EXERCISE GOAL: Leave out the images and transcribe the entries below word for word.

DATASET EXCERPTS:

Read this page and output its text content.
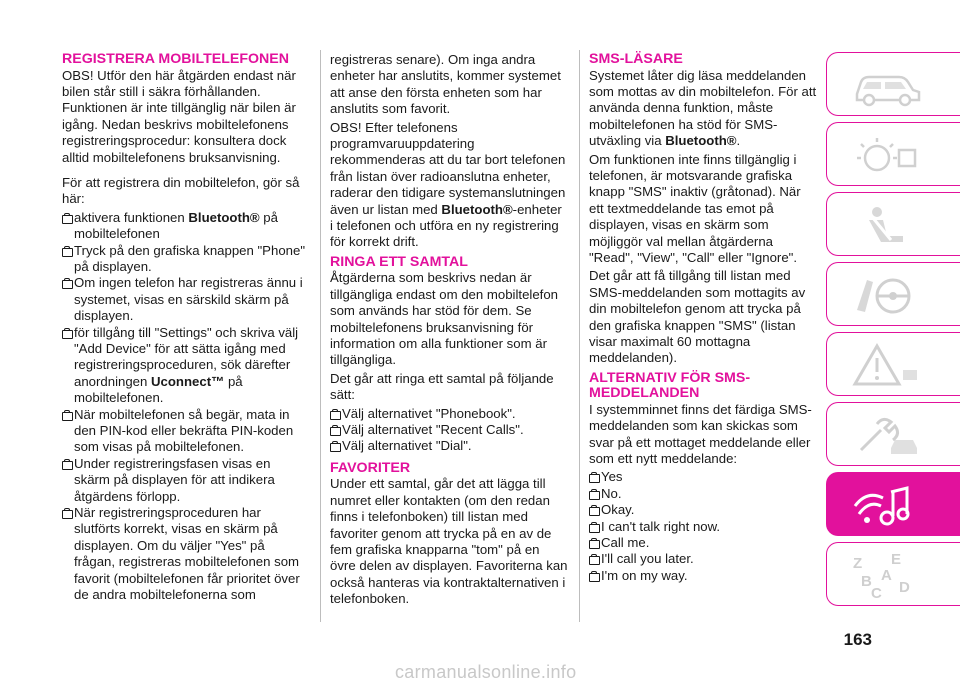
REGISTRERA MOBILTELEFONEN
OBS! Utför den här åtgärden endast när bilen står still i säkra förhållanden. Funktionen är inte tillgänglig när bilen är igång. Nedan beskrivs mobiltelefonens registreringsprocedur: konsultera dock alltid mobiltelefonens bruksanvisning.
För att registrera din mobiltelefon, gör så här:
aktivera funktionen Bluetooth® på mobiltelefonen
Tryck på den grafiska knappen "Phone" på displayen.
Om ingen telefon har registreras ännu i systemet, visas en särskild skärm på displayen.
för tillgång till "Settings" och skriva välj "Add Device" för att sätta igång med registreringsproceduren, sök därefter anordningen Uconnect™ på mobiltelefonen.
När mobiltelefonen så begär, mata in den PIN-kod eller bekräfta PIN-koden som visas på mobiltelefonen.
Under registreringsfasen visas en skärm på displayen för att indikera åtgärdens förlopp.
När registreringsproceduren har slutförts korrekt, visas en skärm på displayen. Om du väljer "Yes" på frågan, registreras mobiltelefonen som favorit (mobiltelefonen får prioritet över de andra mobiltelefonerna som
registreras senare). Om inga andra enheter har anslutits, kommer systemet att anse den första enheten som har anslutits som favorit.
OBS! Efter telefonens programvaruuppdatering rekommenderas att du tar bort telefonen från listan över radioanslutna enheter, raderar den tidigare systemanslutningen även ur listan med Bluetooth®-enheter i telefonen och utföra en ny registrering för korrekt drift.
RINGA ETT SAMTAL
Åtgärderna som beskrivs nedan är tillgängliga endast om den mobiltelefon som används har stöd för dem. Se mobiltelefonens bruksanvisning för information om alla funktioner som är tillgängliga.
Det går att ringa ett samtal på följande sätt:
Välj alternativet "Phonebook".
Välj alternativet "Recent Calls".
Välj alternativet "Dial".
FAVORITER
Under ett samtal, går det att lägga till numret eller kontakten (om den redan finns i telefonboken) till listan med favoriter genom att trycka på en av de fem grafiska knapparna "tom" på en övre delen av displayen. Favoriterna kan också hanteras via kontraktalternativen i telefonboken.
SMS-LÄSARE
Systemet låter dig läsa meddelanden som mottas av din mobiltelefon. För att använda denna funktion, måste mobiltelefonen ha stöd för SMS-utväxling via Bluetooth®.
Om funktionen inte finns tillgänglig i telefonen, är motsvarande grafiska knapp "SMS" inaktiv (gråtonad). När ett textmeddelande tas emot på displayen, visas en skärm som möjliggör val mellan åtgärderna "Read", "View", "Call" eller "Ignore".
Det går att få tillgång till listan med SMS-meddelanden som mottagits av din mobiltelefon genom att trycka på den grafiska knappen "SMS" (listan visar maximalt 60 mottagna meddelanden).
ALTERNATIV FÖR SMS-MEDDELANDEN
I systemminnet finns det färdiga SMS-meddelanden som kan skickas som svar på ett mottaget meddelande eller som ett nytt meddelande:
Yes
No.
Okay.
I can't talk right now.
Call me.
I'll call you later.
I'm on my way.
Z E
B A
C D
163
carmanualsonline.info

TASK RESPONSE:
Read this page and output its text content.
REGISTRERA MOBILTELEFONEN
OBS! Utför den här åtgärden endast när bilen står still i säkra förhållanden. Funktionen är inte tillgänglig när bilen är igång. Nedan beskrivs mobiltelefonens registreringsprocedur: konsultera dock alltid mobiltelefonens bruksanvisning.
För att registrera din mobiltelefon, gör så här:
aktivera funktionen Bluetooth® på mobiltelefonen
Tryck på den grafiska knappen "Phone" på displayen.
Om ingen telefon har registreras ännu i systemet, visas en särskild skärm på displayen.
för tillgång till "Settings" och skriva välj "Add Device" för att sätta igång med registreringsproceduren, sök därefter anordningen Uconnect™ på mobiltelefonen.
När mobiltelefonen så begär, mata in den PIN-kod eller bekräfta PIN-koden som visas på mobiltelefonen.
Under registreringsfasen visas en skärm på displayen för att indikera åtgärdens förlopp.
När registreringsproceduren har slutförts korrekt, visas en skärm på displayen. Om du väljer "Yes" på frågan, registreras mobiltelefonen som favorit (mobiltelefonen får prioritet över de andra mobiltelefonerna som
registreras senare). Om inga andra enheter har anslutits, kommer systemet att anse den första enheten som har anslutits som favorit.
OBS! Efter telefonens programvaruuppdatering rekommenderas att du tar bort telefonen från listan över radioanslutna enheter, raderar den tidigare systemanslutningen även ur listan med Bluetooth®-enheter i telefonen och utföra en ny registrering för korrekt drift.
RINGA ETT SAMTAL
Åtgärderna som beskrivs nedan är tillgängliga endast om den mobiltelefon som används har stöd för dem. Se mobiltelefonens bruksanvisning för information om alla funktioner som är tillgängliga.
Det går att ringa ett samtal på följande sätt:
Välj alternativet "Phonebook".
Välj alternativet "Recent Calls".
Välj alternativet "Dial".
FAVORITER
Under ett samtal, går det att lägga till numret eller kontakten (om den redan finns i telefonboken) till listan med favoriter genom att trycka på en av de fem grafiska knapparna "tom" på en övre delen av displayen. Favoriterna kan också hanteras via kontraktalternativen i telefonboken.
SMS-LÄSARE
Systemet låter dig läsa meddelanden som mottas av din mobiltelefon. För att använda denna funktion, måste mobiltelefonen ha stöd för SMS-utväxling via Bluetooth®.
Om funktionen inte finns tillgänglig i telefonen, är motsvarande grafiska knapp "SMS" inaktiv (gråtonad). När ett textmeddelande tas emot på displayen, visas en skärm som möjliggör val mellan åtgärderna "Read", "View", "Call" eller "Ignore".
Det går att få tillgång till listan med SMS-meddelanden som mottagits av din mobiltelefon genom att trycka på den grafiska knappen "SMS" (listan visar maximalt 60 mottagna meddelanden).
ALTERNATIV FÖR SMS-MEDDELANDEN
I systemminnet finns det färdiga SMS-meddelanden som kan skickas som svar på ett mottaget meddelande eller som ett nytt meddelande:
Yes
No.
Okay.
I can't talk right now.
Call me.
I'll call you later.
I'm on my way.
Z E
B A
C D
163
carmanualsonline.info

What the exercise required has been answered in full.